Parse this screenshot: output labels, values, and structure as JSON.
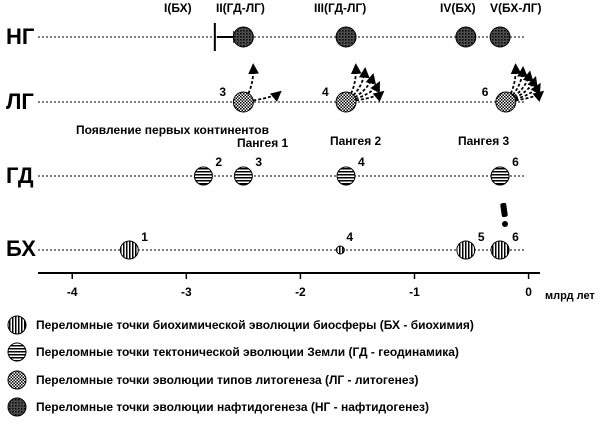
{
  "rows": [
    {
      "id": "ng",
      "label": "НГ"
    },
    {
      "id": "lg",
      "label": "ЛГ"
    },
    {
      "id": "gd",
      "label": "ГД"
    },
    {
      "id": "bh",
      "label": "БХ"
    }
  ],
  "top_labels": [
    "I(БХ)",
    "II(ГД-ЛГ)",
    "III(ГД-ЛГ)",
    "IV(БХ)",
    "V(БХ-ЛГ)"
  ],
  "ng_points": [
    {
      "x": -2.5,
      "label": ""
    },
    {
      "x": -1.6,
      "label": ""
    },
    {
      "x": -0.55,
      "label": ""
    },
    {
      "x": -0.25,
      "label": ""
    }
  ],
  "lg_points": [
    {
      "x": -2.5,
      "label": "3",
      "arrows": 2
    },
    {
      "x": -1.6,
      "label": "4",
      "arrows": 5
    },
    {
      "x": -0.2,
      "label": "6",
      "arrows": 6
    }
  ],
  "gd_points": [
    {
      "x": -2.85,
      "label": "2"
    },
    {
      "x": -2.5,
      "label": "3"
    },
    {
      "x": -1.6,
      "label": "4"
    },
    {
      "x": -0.25,
      "label": "6"
    }
  ],
  "bh_points": [
    {
      "x": -3.5,
      "label": "1",
      "small": false
    },
    {
      "x": -1.65,
      "label": "4",
      "small": true
    },
    {
      "x": -0.55,
      "label": "5",
      "small": false
    },
    {
      "x": -0.25,
      "label": "6",
      "small": false
    }
  ],
  "first_marker_x": -2.75,
  "annotations": {
    "continents": "Появление первых континентов",
    "pangea1": "Пангея 1",
    "pangea2": "Пангея 2",
    "pangea3": "Пангея 3",
    "exclaim": "!"
  },
  "axis": {
    "min": -4.3,
    "max": 0.1,
    "ticks": [
      -4,
      -3,
      -2,
      -1,
      0
    ],
    "tick_labels": [
      "-4",
      "-3",
      "-2",
      "-1",
      "0"
    ],
    "unit": "млрд лет"
  },
  "legend": [
    {
      "pattern": "vertical",
      "text": "Переломные точки биохимической эволюции биосферы (БХ - биохимия)"
    },
    {
      "pattern": "horizontal",
      "text": "Переломные точки  тектонической  эволюции Земли (ГД - геодинамика)"
    },
    {
      "pattern": "crosshatch",
      "text": "Переломные точки эволюции типов литогенеза (ЛГ - литогенез)"
    },
    {
      "pattern": "dots",
      "text": "Переломные точки эволюции нафтидогенеза (НГ - нафтидогенез)"
    }
  ]
}
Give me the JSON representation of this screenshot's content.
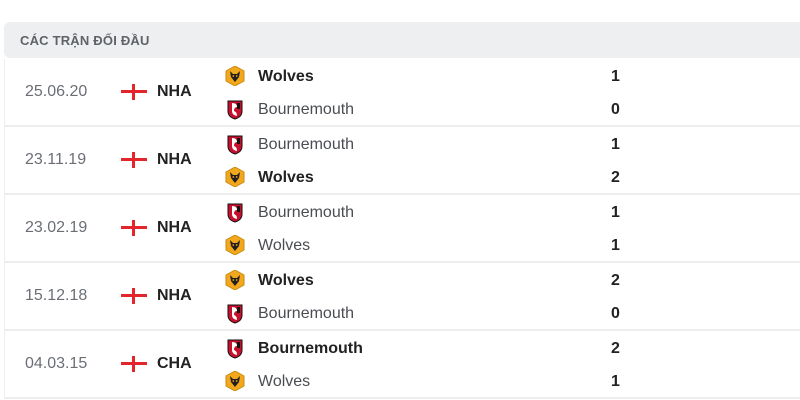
{
  "section_title": "CÁC TRẬN ĐỐI ĐẦU",
  "colors": {
    "flag_red": "#e3262b",
    "wolves_gold": "#f2a81d",
    "bournemouth_red": "#c8102e"
  },
  "matches": [
    {
      "date": "25.06.20",
      "competition": "NHA",
      "flag_icon": "england-flag-icon",
      "teams": [
        {
          "name": "Wolves",
          "logo": "wolves-logo",
          "score": "1",
          "winner": true
        },
        {
          "name": "Bournemouth",
          "logo": "bournemouth-logo",
          "score": "0",
          "winner": false
        }
      ]
    },
    {
      "date": "23.11.19",
      "competition": "NHA",
      "flag_icon": "england-flag-icon",
      "teams": [
        {
          "name": "Bournemouth",
          "logo": "bournemouth-logo",
          "score": "1",
          "winner": false
        },
        {
          "name": "Wolves",
          "logo": "wolves-logo",
          "score": "2",
          "winner": true
        }
      ]
    },
    {
      "date": "23.02.19",
      "competition": "NHA",
      "flag_icon": "england-flag-icon",
      "teams": [
        {
          "name": "Bournemouth",
          "logo": "bournemouth-logo",
          "score": "1",
          "winner": false
        },
        {
          "name": "Wolves",
          "logo": "wolves-logo",
          "score": "1",
          "winner": false
        }
      ]
    },
    {
      "date": "15.12.18",
      "competition": "NHA",
      "flag_icon": "england-flag-icon",
      "teams": [
        {
          "name": "Wolves",
          "logo": "wolves-logo",
          "score": "2",
          "winner": true
        },
        {
          "name": "Bournemouth",
          "logo": "bournemouth-logo",
          "score": "0",
          "winner": false
        }
      ]
    },
    {
      "date": "04.03.15",
      "competition": "CHA",
      "flag_icon": "england-flag-icon",
      "teams": [
        {
          "name": "Bournemouth",
          "logo": "bournemouth-logo",
          "score": "2",
          "winner": true
        },
        {
          "name": "Wolves",
          "logo": "wolves-logo",
          "score": "1",
          "winner": false
        }
      ]
    }
  ]
}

> **Given instruction**:
Every line of the data above should be quoted exactly. Omit the pictures.

> **Full response**:
Parse this screenshot: output labels, values, and structure as JSON.
{
  "rows": [
    {
      "id": "ng",
      "label": "НГ"
    },
    {
      "id": "lg",
      "label": "ЛГ"
    },
    {
      "id": "gd",
      "label": "ГД"
    },
    {
      "id": "bh",
      "label": "БХ"
    }
  ],
  "top_labels": [
    "I(БХ)",
    "II(ГД-ЛГ)",
    "III(ГД-ЛГ)",
    "IV(БХ)",
    "V(БХ-ЛГ)"
  ],
  "ng_points": [
    {
      "x": -2.5,
      "label": ""
    },
    {
      "x": -1.6,
      "label": ""
    },
    {
      "x": -0.55,
      "label": ""
    },
    {
      "x": -0.25,
      "label": ""
    }
  ],
  "lg_points": [
    {
      "x": -2.5,
      "label": "3",
      "arrows": 2
    },
    {
      "x": -1.6,
      "label": "4",
      "arrows": 5
    },
    {
      "x": -0.2,
      "label": "6",
      "arrows": 6
    }
  ],
  "gd_points": [
    {
      "x": -2.85,
      "label": "2"
    },
    {
      "x": -2.5,
      "label": "3"
    },
    {
      "x": -1.6,
      "label": "4"
    },
    {
      "x": -0.25,
      "label": "6"
    }
  ],
  "bh_points": [
    {
      "x": -3.5,
      "label": "1",
      "small": false
    },
    {
      "x": -1.65,
      "label": "4",
      "small": true
    },
    {
      "x": -0.55,
      "label": "5",
      "small": false
    },
    {
      "x": -0.25,
      "label": "6",
      "small": false
    }
  ],
  "first_marker_x": -2.75,
  "annotations": {
    "continents": "Появление первых континентов",
    "pangea1": "Пангея 1",
    "pangea2": "Пангея 2",
    "pangea3": "Пангея 3",
    "exclaim": "!"
  },
  "axis": {
    "min": -4.3,
    "max": 0.1,
    "ticks": [
      -4,
      -3,
      -2,
      -1,
      0
    ],
    "tick_labels": [
      "-4",
      "-3",
      "-2",
      "-1",
      "0"
    ],
    "unit": "млрд лет"
  },
  "legend": [
    {
      "pattern": "vertical",
      "text": "Переломные точки биохимической эволюции биосферы (БХ - биохимия)"
    },
    {
      "pattern": "horizontal",
      "text": "Переломные точки  тектонической  эволюции Земли (ГД - геодинамика)"
    },
    {
      "pattern": "crosshatch",
      "text": "Переломные точки эволюции типов литогенеза (ЛГ - литогенез)"
    },
    {
      "pattern": "dots",
      "text": "Переломные точки эволюции нафтидогенеза (НГ - нафтидогенез)"
    }
  ]
}
Give me the JSON representation of this screenshot's content.
{
  "section_title": "CÁC TRẬN ĐỐI ĐẦU",
  "colors": {
    "flag_red": "#e3262b",
    "wolves_gold": "#f2a81d",
    "bournemouth_red": "#c8102e"
  },
  "matches": [
    {
      "date": "25.06.20",
      "competition": "NHA",
      "flag_icon": "england-flag-icon",
      "teams": [
        {
          "name": "Wolves",
          "logo": "wolves-logo",
          "score": "1",
          "winner": true
        },
        {
          "name": "Bournemouth",
          "logo": "bournemouth-logo",
          "score": "0",
          "winner": false
        }
      ]
    },
    {
      "date": "23.11.19",
      "competition": "NHA",
      "flag_icon": "england-flag-icon",
      "teams": [
        {
          "name": "Bournemouth",
          "logo": "bournemouth-logo",
          "score": "1",
          "winner": false
        },
        {
          "name": "Wolves",
          "logo": "wolves-logo",
          "score": "2",
          "winner": true
        }
      ]
    },
    {
      "date": "23.02.19",
      "competition": "NHA",
      "flag_icon": "england-flag-icon",
      "teams": [
        {
          "name": "Bournemouth",
          "logo": "bournemouth-logo",
          "score": "1",
          "winner": false
        },
        {
          "name": "Wolves",
          "logo": "wolves-logo",
          "score": "1",
          "winner": false
        }
      ]
    },
    {
      "date": "15.12.18",
      "competition": "NHA",
      "flag_icon": "england-flag-icon",
      "teams": [
        {
          "name": "Wolves",
          "logo": "wolves-logo",
          "score": "2",
          "winner": true
        },
        {
          "name": "Bournemouth",
          "logo": "bournemouth-logo",
          "score": "0",
          "winner": false
        }
      ]
    },
    {
      "date": "04.03.15",
      "competition": "CHA",
      "flag_icon": "england-flag-icon",
      "teams": [
        {
          "name": "Bournemouth",
          "logo": "bournemouth-logo",
          "score": "2",
          "winner": true
        },
        {
          "name": "Wolves",
          "logo": "wolves-logo",
          "score": "1",
          "winner": false
        }
      ]
    }
  ]
}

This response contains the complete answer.